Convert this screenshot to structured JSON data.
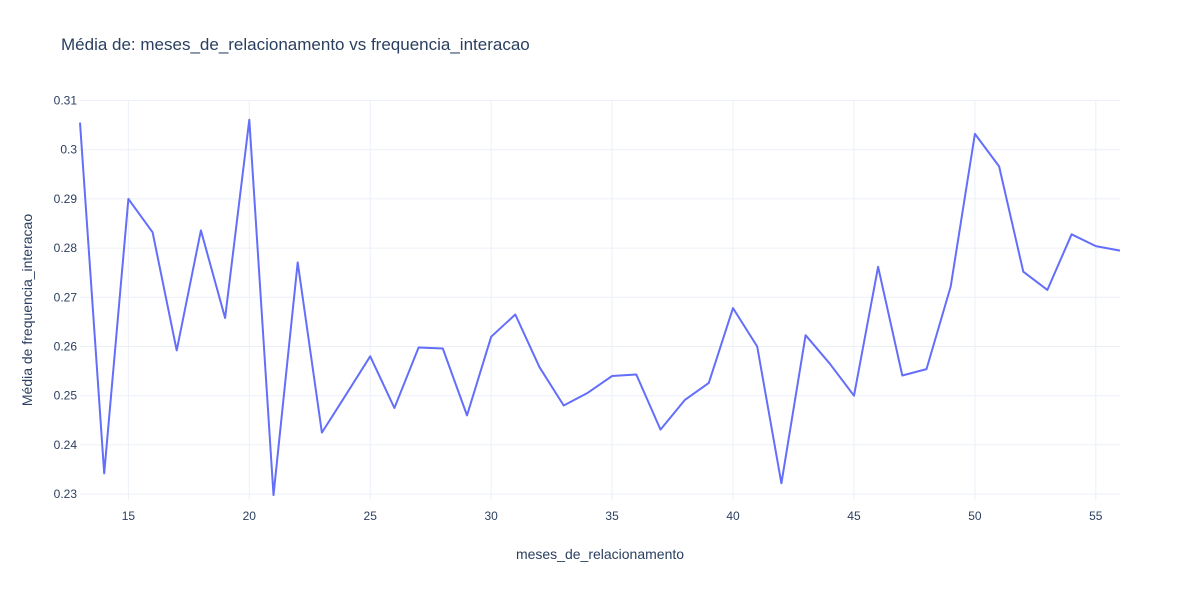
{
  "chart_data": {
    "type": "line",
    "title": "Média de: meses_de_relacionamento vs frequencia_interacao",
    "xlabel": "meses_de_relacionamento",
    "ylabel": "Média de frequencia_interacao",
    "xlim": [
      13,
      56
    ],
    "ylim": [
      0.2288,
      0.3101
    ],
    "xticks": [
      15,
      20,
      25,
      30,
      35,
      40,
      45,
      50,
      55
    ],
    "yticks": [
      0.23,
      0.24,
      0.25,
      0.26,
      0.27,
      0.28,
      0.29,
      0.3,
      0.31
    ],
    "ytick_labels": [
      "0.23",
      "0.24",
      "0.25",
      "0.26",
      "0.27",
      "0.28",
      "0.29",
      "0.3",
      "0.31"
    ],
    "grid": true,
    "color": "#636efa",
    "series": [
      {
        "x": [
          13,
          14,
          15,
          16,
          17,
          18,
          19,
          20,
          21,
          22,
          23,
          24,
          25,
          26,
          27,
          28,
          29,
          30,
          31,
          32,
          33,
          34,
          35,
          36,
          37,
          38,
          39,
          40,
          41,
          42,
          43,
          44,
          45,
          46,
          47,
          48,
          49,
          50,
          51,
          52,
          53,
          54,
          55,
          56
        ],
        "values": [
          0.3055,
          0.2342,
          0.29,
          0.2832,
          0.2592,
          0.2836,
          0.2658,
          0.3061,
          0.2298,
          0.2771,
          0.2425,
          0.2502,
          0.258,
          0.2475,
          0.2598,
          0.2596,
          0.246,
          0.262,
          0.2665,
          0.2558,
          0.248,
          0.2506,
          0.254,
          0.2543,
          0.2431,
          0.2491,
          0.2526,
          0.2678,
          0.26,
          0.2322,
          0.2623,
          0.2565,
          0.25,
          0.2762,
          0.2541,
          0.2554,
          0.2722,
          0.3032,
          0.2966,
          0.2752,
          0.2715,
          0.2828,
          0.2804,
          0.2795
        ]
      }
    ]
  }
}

The task: Repeat the records above exactly, omitting every picture.

The output:
Convert this screenshot to structured JSON data.
{
  "chart_data": {
    "type": "line",
    "title": "Média de: meses_de_relacionamento vs frequencia_interacao",
    "xlabel": "meses_de_relacionamento",
    "ylabel": "Média de frequencia_interacao",
    "xlim": [
      13,
      56
    ],
    "ylim": [
      0.2288,
      0.3101
    ],
    "xticks": [
      15,
      20,
      25,
      30,
      35,
      40,
      45,
      50,
      55
    ],
    "yticks": [
      0.23,
      0.24,
      0.25,
      0.26,
      0.27,
      0.28,
      0.29,
      0.3,
      0.31
    ],
    "ytick_labels": [
      "0.23",
      "0.24",
      "0.25",
      "0.26",
      "0.27",
      "0.28",
      "0.29",
      "0.3",
      "0.31"
    ],
    "grid": true,
    "color": "#636efa",
    "series": [
      {
        "x": [
          13,
          14,
          15,
          16,
          17,
          18,
          19,
          20,
          21,
          22,
          23,
          24,
          25,
          26,
          27,
          28,
          29,
          30,
          31,
          32,
          33,
          34,
          35,
          36,
          37,
          38,
          39,
          40,
          41,
          42,
          43,
          44,
          45,
          46,
          47,
          48,
          49,
          50,
          51,
          52,
          53,
          54,
          55,
          56
        ],
        "values": [
          0.3055,
          0.2342,
          0.29,
          0.2832,
          0.2592,
          0.2836,
          0.2658,
          0.3061,
          0.2298,
          0.2771,
          0.2425,
          0.2502,
          0.258,
          0.2475,
          0.2598,
          0.2596,
          0.246,
          0.262,
          0.2665,
          0.2558,
          0.248,
          0.2506,
          0.254,
          0.2543,
          0.2431,
          0.2491,
          0.2526,
          0.2678,
          0.26,
          0.2322,
          0.2623,
          0.2565,
          0.25,
          0.2762,
          0.2541,
          0.2554,
          0.2722,
          0.3032,
          0.2966,
          0.2752,
          0.2715,
          0.2828,
          0.2804,
          0.2795
        ]
      }
    ]
  }
}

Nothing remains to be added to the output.